┌─ Supplied material

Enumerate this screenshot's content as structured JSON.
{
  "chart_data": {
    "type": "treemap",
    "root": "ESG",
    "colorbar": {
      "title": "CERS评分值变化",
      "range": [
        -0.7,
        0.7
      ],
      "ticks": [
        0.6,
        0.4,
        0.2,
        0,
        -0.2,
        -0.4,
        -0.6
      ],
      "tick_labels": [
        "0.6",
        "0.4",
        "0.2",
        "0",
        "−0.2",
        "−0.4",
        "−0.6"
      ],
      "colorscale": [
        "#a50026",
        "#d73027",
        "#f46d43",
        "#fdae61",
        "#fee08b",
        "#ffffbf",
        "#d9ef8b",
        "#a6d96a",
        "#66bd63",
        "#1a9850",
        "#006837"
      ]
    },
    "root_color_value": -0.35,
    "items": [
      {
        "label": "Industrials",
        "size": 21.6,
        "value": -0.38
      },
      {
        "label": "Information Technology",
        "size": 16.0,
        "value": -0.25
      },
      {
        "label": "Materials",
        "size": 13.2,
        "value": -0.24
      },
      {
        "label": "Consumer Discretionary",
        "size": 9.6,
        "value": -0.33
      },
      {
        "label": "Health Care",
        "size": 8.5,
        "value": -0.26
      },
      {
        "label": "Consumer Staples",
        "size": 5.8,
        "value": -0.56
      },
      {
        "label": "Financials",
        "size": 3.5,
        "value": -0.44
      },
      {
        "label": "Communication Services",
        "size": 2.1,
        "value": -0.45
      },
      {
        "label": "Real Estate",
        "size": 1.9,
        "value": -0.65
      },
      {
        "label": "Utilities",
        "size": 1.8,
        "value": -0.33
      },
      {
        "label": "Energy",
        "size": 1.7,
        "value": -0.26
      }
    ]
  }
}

└─

- What is required -
Go through the listing and print each line exactly as it appears.

- Answer to this exercise -
Enumerate this screenshot's content as structured JSON.
{
  "chart_data": {
    "type": "treemap",
    "root": "ESG",
    "colorbar": {
      "title": "CERS评分值变化",
      "range": [
        -0.7,
        0.7
      ],
      "ticks": [
        0.6,
        0.4,
        0.2,
        0,
        -0.2,
        -0.4,
        -0.6
      ],
      "tick_labels": [
        "0.6",
        "0.4",
        "0.2",
        "0",
        "−0.2",
        "−0.4",
        "−0.6"
      ],
      "colorscale": [
        "#a50026",
        "#d73027",
        "#f46d43",
        "#fdae61",
        "#fee08b",
        "#ffffbf",
        "#d9ef8b",
        "#a6d96a",
        "#66bd63",
        "#1a9850",
        "#006837"
      ]
    },
    "root_color_value": -0.35,
    "items": [
      {
        "label": "Industrials",
        "size": 21.6,
        "value": -0.38
      },
      {
        "label": "Information Technology",
        "size": 16.0,
        "value": -0.25
      },
      {
        "label": "Materials",
        "size": 13.2,
        "value": -0.24
      },
      {
        "label": "Consumer Discretionary",
        "size": 9.6,
        "value": -0.33
      },
      {
        "label": "Health Care",
        "size": 8.5,
        "value": -0.26
      },
      {
        "label": "Consumer Staples",
        "size": 5.8,
        "value": -0.56
      },
      {
        "label": "Financials",
        "size": 3.5,
        "value": -0.44
      },
      {
        "label": "Communication Services",
        "size": 2.1,
        "value": -0.45
      },
      {
        "label": "Real Estate",
        "size": 1.9,
        "value": -0.65
      },
      {
        "label": "Utilities",
        "size": 1.8,
        "value": -0.33
      },
      {
        "label": "Energy",
        "size": 1.7,
        "value": -0.26
      }
    ]
  }
}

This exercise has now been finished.